▶ _Task statement_: Below is a set of records. Repeat all of them exactly.

▶ _Information provided_:

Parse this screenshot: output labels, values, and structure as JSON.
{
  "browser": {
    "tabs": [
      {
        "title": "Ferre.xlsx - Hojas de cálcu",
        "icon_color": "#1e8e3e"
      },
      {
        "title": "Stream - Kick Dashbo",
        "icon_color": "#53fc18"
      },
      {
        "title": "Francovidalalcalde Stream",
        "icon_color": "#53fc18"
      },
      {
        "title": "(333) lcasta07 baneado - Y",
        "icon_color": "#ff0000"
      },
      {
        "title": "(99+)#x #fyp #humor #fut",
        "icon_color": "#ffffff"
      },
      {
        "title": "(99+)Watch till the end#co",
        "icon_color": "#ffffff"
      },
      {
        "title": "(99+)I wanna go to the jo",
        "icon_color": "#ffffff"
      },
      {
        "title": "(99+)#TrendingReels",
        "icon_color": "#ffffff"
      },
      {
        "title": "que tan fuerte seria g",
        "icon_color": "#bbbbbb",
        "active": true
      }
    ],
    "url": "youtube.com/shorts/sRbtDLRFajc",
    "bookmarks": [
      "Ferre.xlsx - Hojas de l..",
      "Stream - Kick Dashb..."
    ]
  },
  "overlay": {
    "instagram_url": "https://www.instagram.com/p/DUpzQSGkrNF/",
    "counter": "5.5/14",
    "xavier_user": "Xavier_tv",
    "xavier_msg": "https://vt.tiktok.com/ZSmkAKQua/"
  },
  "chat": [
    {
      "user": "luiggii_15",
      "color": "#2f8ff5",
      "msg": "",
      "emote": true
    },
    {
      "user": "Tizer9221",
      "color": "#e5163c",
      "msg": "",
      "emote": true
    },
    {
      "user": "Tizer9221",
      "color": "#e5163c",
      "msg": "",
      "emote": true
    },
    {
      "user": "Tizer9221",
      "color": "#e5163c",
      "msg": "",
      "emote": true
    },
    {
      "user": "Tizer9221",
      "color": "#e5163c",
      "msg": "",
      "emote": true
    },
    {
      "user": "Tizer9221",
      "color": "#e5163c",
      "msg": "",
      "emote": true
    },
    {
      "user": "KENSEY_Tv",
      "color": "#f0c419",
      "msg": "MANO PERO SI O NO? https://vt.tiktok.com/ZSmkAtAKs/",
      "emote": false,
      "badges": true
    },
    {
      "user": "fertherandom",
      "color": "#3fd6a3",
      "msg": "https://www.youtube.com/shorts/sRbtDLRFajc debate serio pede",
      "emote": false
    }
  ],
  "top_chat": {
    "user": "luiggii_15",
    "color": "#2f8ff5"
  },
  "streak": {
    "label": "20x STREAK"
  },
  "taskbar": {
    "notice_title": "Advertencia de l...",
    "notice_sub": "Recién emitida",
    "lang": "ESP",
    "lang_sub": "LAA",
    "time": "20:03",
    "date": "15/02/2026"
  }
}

▶ _Task result_:
Parse this screenshot: output labels, values, and structure as JSON.
{
  "browser": {
    "tabs": [
      {
        "title": "Ferre.xlsx - Hojas de cálcu",
        "icon_color": "#1e8e3e"
      },
      {
        "title": "Stream - Kick Dashbo",
        "icon_color": "#53fc18"
      },
      {
        "title": "Francovidalalcalde Stream",
        "icon_color": "#53fc18"
      },
      {
        "title": "(333) lcasta07 baneado - Y",
        "icon_color": "#ff0000"
      },
      {
        "title": "(99+)#x #fyp #humor #fut",
        "icon_color": "#ffffff"
      },
      {
        "title": "(99+)Watch till the end#co",
        "icon_color": "#ffffff"
      },
      {
        "title": "(99+)I wanna go to the jo",
        "icon_color": "#ffffff"
      },
      {
        "title": "(99+)#TrendingReels",
        "icon_color": "#ffffff"
      },
      {
        "title": "que tan fuerte seria g",
        "icon_color": "#bbbbbb",
        "active": true
      }
    ],
    "url": "youtube.com/shorts/sRbtDLRFajc",
    "bookmarks": [
      "Ferre.xlsx - Hojas de l..",
      "Stream - Kick Dashb..."
    ]
  },
  "overlay": {
    "instagram_url": "https://www.instagram.com/p/DUpzQSGkrNF/",
    "counter": "5.5/14",
    "xavier_user": "Xavier_tv",
    "xavier_msg": "https://vt.tiktok.com/ZSmkAKQua/"
  },
  "chat": [
    {
      "user": "luiggii_15",
      "color": "#2f8ff5",
      "msg": "",
      "emote": true
    },
    {
      "user": "Tizer9221",
      "color": "#e5163c",
      "msg": "",
      "emote": true
    },
    {
      "user": "Tizer9221",
      "color": "#e5163c",
      "msg": "",
      "emote": true
    },
    {
      "user": "Tizer9221",
      "color": "#e5163c",
      "msg": "",
      "emote": true
    },
    {
      "user": "Tizer9221",
      "color": "#e5163c",
      "msg": "",
      "emote": true
    },
    {
      "user": "Tizer9221",
      "color": "#e5163c",
      "msg": "",
      "emote": true
    },
    {
      "user": "KENSEY_Tv",
      "color": "#f0c419",
      "msg": "MANO PERO SI O NO? https://vt.tiktok.com/ZSmkAtAKs/",
      "emote": false,
      "badges": true
    },
    {
      "user": "fertherandom",
      "color": "#3fd6a3",
      "msg": "https://www.youtube.com/shorts/sRbtDLRFajc debate serio pede",
      "emote": false
    }
  ],
  "top_chat": {
    "user": "luiggii_15",
    "color": "#2f8ff5"
  },
  "streak": {
    "label": "20x STREAK"
  },
  "taskbar": {
    "notice_title": "Advertencia de l...",
    "notice_sub": "Recién emitida",
    "lang": "ESP",
    "lang_sub": "LAA",
    "time": "20:03",
    "date": "15/02/2026"
  }
}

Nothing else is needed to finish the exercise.